Task goal ::
Identify all lines in the listing that include the word "name", and copy them out.

[START OF The data]

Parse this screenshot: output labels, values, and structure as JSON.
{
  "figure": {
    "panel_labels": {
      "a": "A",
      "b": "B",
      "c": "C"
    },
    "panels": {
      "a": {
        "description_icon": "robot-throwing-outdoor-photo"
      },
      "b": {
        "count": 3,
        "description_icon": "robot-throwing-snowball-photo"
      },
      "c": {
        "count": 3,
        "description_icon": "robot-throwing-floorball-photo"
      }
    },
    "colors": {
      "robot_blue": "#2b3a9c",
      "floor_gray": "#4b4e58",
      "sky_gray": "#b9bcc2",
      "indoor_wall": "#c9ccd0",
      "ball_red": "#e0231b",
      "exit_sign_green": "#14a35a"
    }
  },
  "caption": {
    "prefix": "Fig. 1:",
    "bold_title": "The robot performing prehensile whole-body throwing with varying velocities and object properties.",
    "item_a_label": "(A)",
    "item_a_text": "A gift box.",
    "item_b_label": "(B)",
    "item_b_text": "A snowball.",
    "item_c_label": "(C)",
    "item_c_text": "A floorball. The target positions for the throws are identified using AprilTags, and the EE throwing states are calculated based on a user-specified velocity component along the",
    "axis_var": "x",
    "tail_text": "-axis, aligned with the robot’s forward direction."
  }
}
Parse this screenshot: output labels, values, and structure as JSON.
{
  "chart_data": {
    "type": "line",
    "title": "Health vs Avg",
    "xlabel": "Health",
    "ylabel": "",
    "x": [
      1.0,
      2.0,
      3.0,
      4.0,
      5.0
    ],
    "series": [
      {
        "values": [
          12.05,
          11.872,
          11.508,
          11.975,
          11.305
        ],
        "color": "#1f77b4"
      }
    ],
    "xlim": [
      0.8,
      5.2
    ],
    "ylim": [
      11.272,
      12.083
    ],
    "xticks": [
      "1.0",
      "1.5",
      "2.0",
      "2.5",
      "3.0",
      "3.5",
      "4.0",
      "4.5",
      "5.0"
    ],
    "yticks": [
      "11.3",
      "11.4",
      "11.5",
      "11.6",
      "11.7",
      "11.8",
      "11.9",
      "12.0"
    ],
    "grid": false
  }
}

[END OF The data]
[START OF The data]

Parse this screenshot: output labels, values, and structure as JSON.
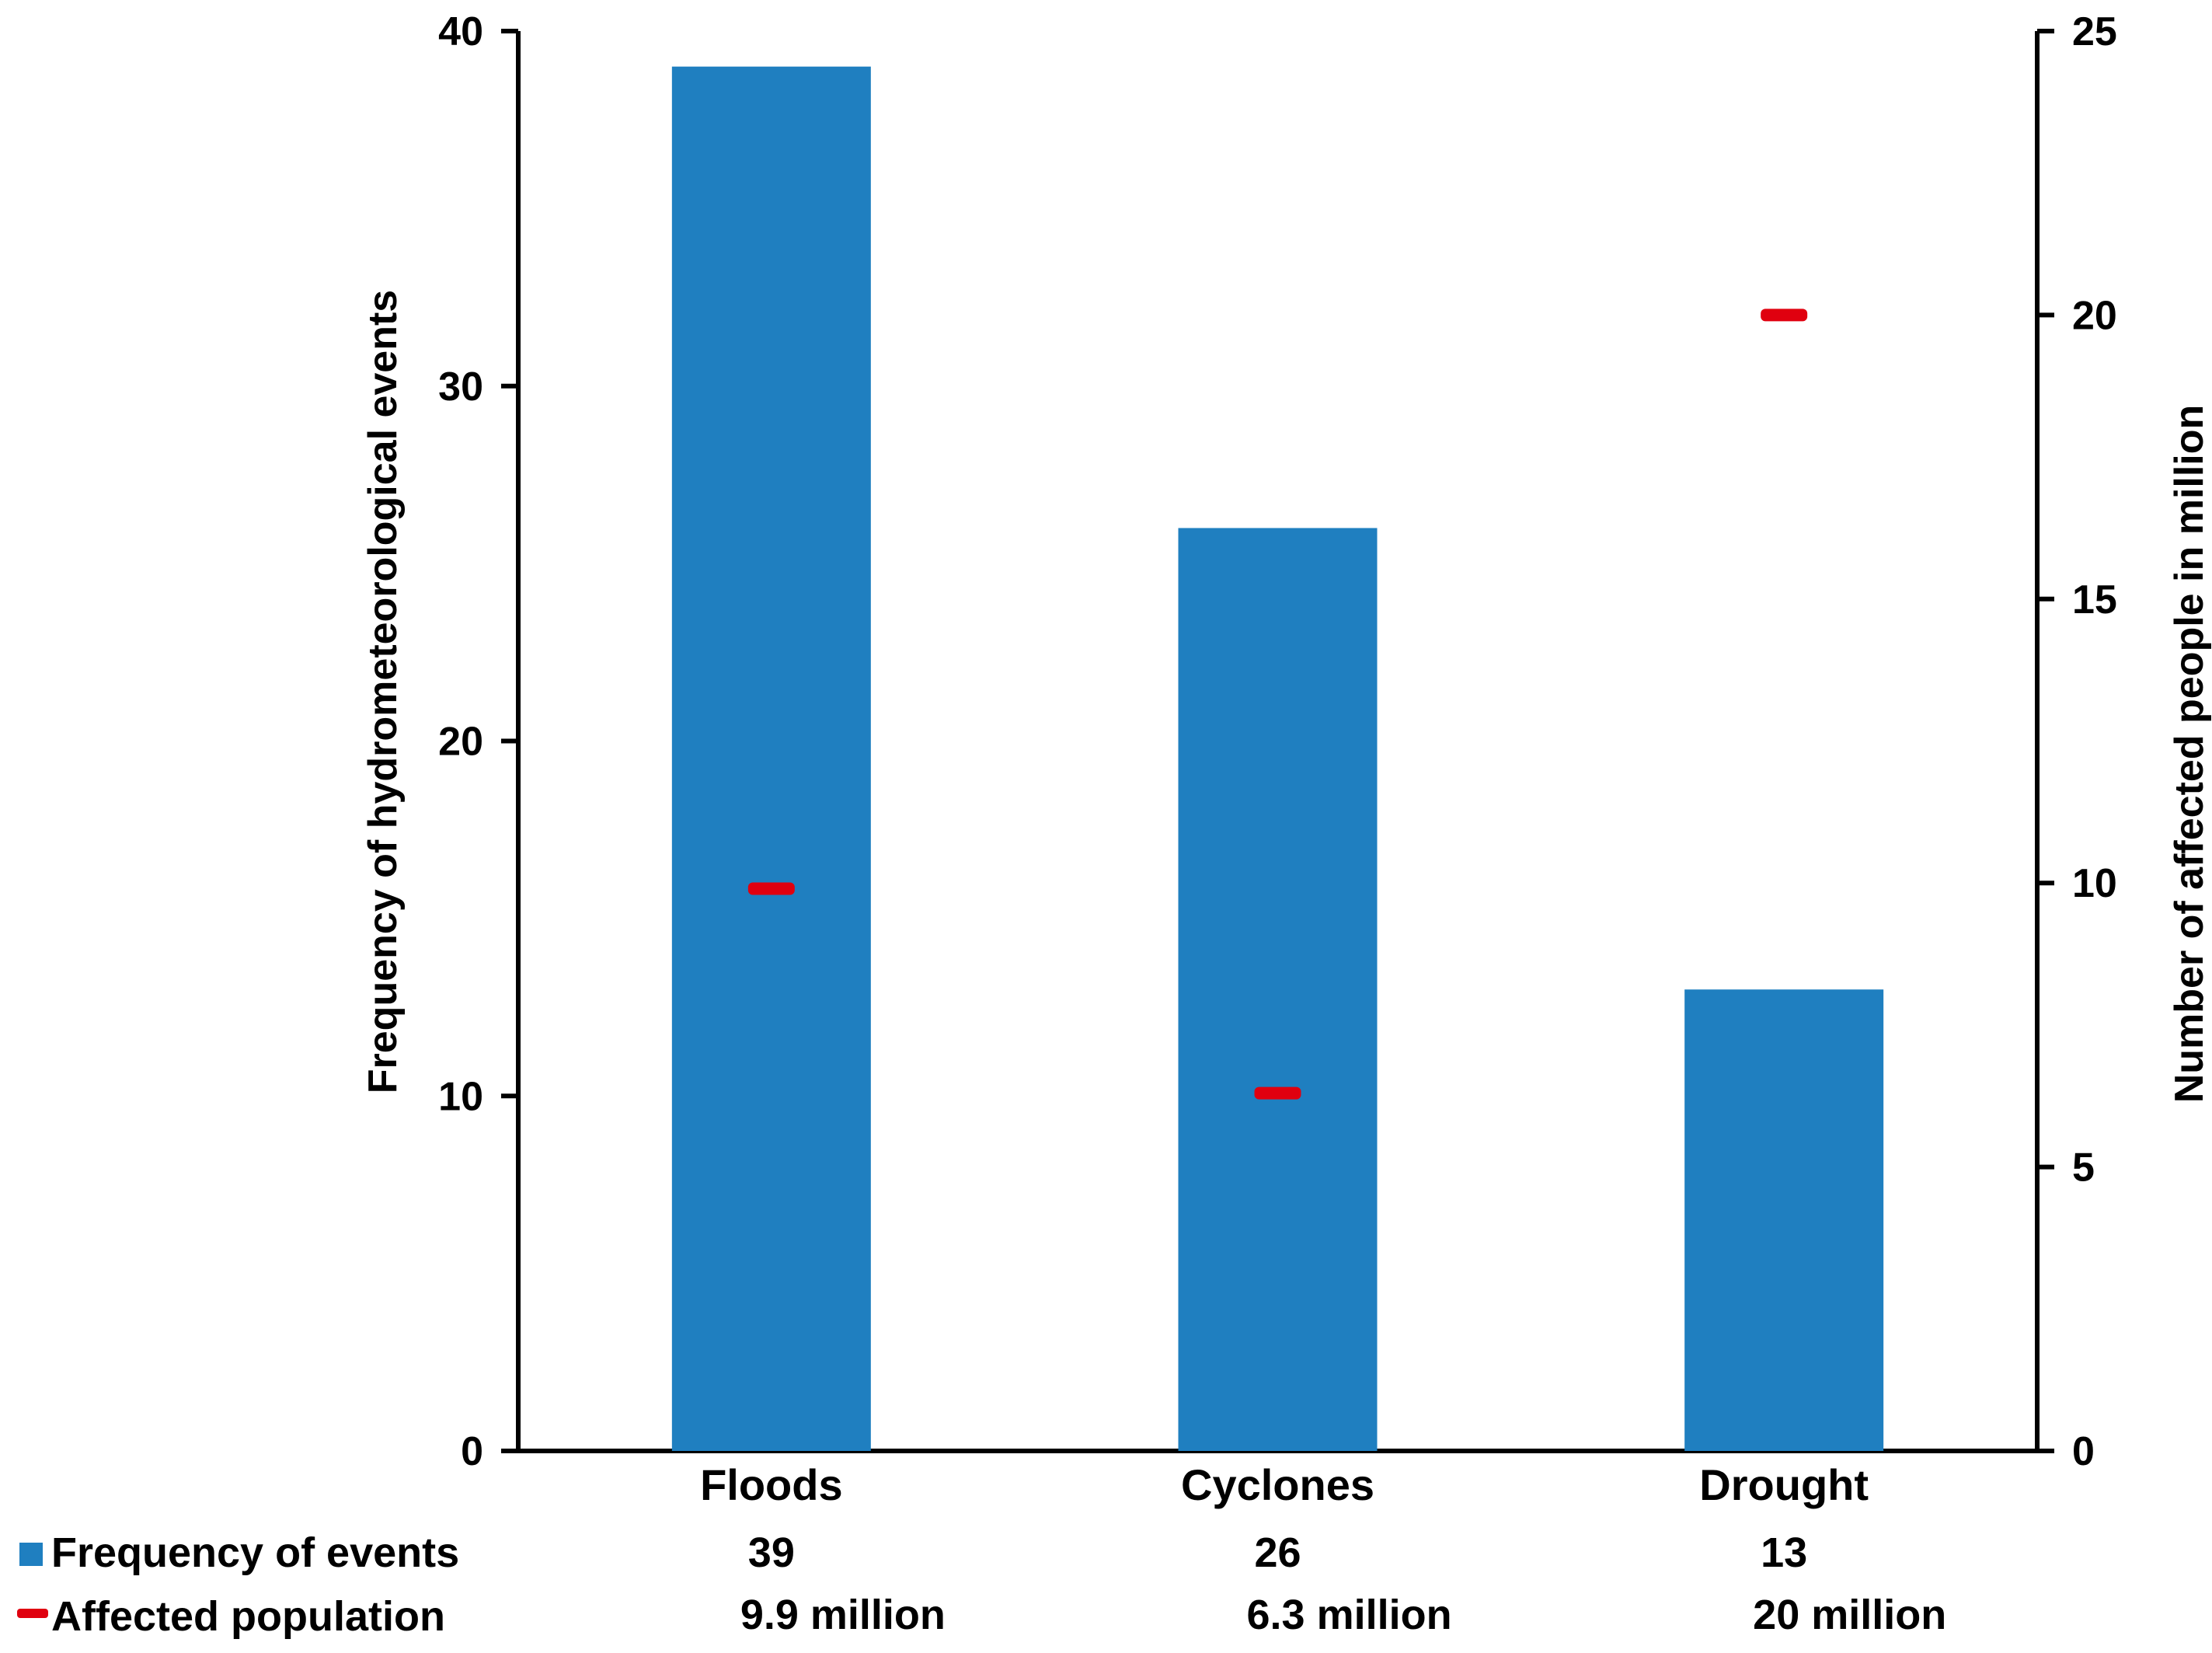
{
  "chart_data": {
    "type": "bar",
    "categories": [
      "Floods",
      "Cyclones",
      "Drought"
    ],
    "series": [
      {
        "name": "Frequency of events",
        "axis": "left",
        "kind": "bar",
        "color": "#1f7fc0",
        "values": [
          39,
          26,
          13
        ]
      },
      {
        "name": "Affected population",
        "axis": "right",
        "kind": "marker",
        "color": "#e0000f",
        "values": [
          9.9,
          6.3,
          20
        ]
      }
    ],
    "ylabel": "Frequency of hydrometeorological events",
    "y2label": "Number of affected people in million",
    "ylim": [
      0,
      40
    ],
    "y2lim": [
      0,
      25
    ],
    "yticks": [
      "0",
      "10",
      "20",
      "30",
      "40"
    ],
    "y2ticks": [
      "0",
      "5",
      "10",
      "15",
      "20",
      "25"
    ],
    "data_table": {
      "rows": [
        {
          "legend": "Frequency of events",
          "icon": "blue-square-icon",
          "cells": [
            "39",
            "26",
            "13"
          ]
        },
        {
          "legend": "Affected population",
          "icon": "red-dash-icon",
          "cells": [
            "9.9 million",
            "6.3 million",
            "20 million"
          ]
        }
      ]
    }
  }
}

[END OF The data]

Expected output ::
        "name": "Frequency of events",
        "name": "Affected population",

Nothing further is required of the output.